§ **Work to complete**
Your task is to repeat the lines below exactly, excluding any pictures they contain.

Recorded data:
· · ·

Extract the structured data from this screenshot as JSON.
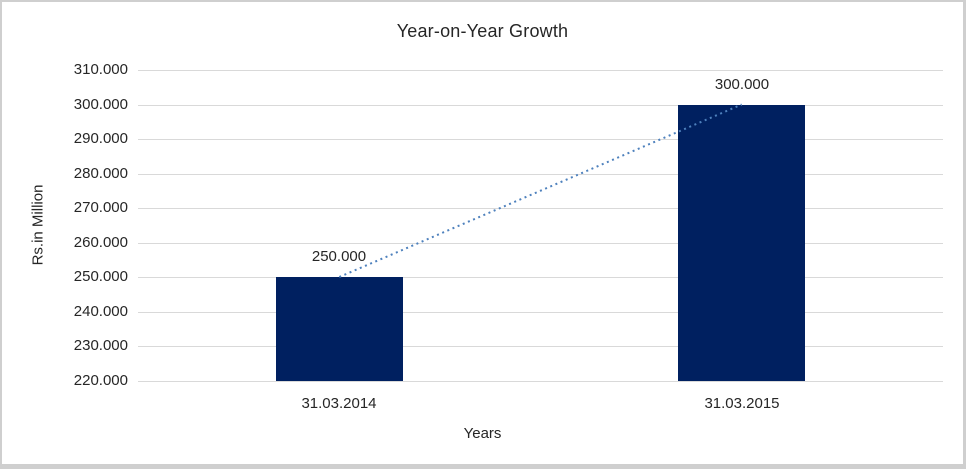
{
  "chart_data": {
    "type": "bar",
    "title": "Year-on-Year Growth",
    "xlabel": "Years",
    "ylabel": "Rs.in Million",
    "categories": [
      "31.03.2014",
      "31.03.2015"
    ],
    "values": [
      250000,
      300000
    ],
    "value_labels": [
      "250.000",
      "300.000"
    ],
    "ytick_values": [
      220000,
      230000,
      240000,
      250000,
      260000,
      270000,
      280000,
      290000,
      300000,
      310000
    ],
    "ytick_labels": [
      "220.000",
      "230.000",
      "240.000",
      "250.000",
      "260.000",
      "270.000",
      "280.000",
      "290.000",
      "300.000",
      "310.000"
    ],
    "ylim": [
      220000,
      310000
    ],
    "grid": true,
    "legend": false,
    "trendline": {
      "style": "dotted",
      "from_value": 250000,
      "to_value": 300000
    },
    "colors": {
      "bar": "#002060",
      "trendline": "#4e81bd",
      "gridline": "#d9d9d9",
      "text": "#262626",
      "frame_border": "#cfcfcf",
      "background": "#ffffff"
    }
  }
}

· · ·

§ **Answer to this problem**
Extract the structured data from this screenshot as JSON.
{
  "chart_data": {
    "type": "bar",
    "title": "Year-on-Year Growth",
    "xlabel": "Years",
    "ylabel": "Rs.in Million",
    "categories": [
      "31.03.2014",
      "31.03.2015"
    ],
    "values": [
      250000,
      300000
    ],
    "value_labels": [
      "250.000",
      "300.000"
    ],
    "ytick_values": [
      220000,
      230000,
      240000,
      250000,
      260000,
      270000,
      280000,
      290000,
      300000,
      310000
    ],
    "ytick_labels": [
      "220.000",
      "230.000",
      "240.000",
      "250.000",
      "260.000",
      "270.000",
      "280.000",
      "290.000",
      "300.000",
      "310.000"
    ],
    "ylim": [
      220000,
      310000
    ],
    "grid": true,
    "legend": false,
    "trendline": {
      "style": "dotted",
      "from_value": 250000,
      "to_value": 300000
    },
    "colors": {
      "bar": "#002060",
      "trendline": "#4e81bd",
      "gridline": "#d9d9d9",
      "text": "#262626",
      "frame_border": "#cfcfcf",
      "background": "#ffffff"
    }
  }
}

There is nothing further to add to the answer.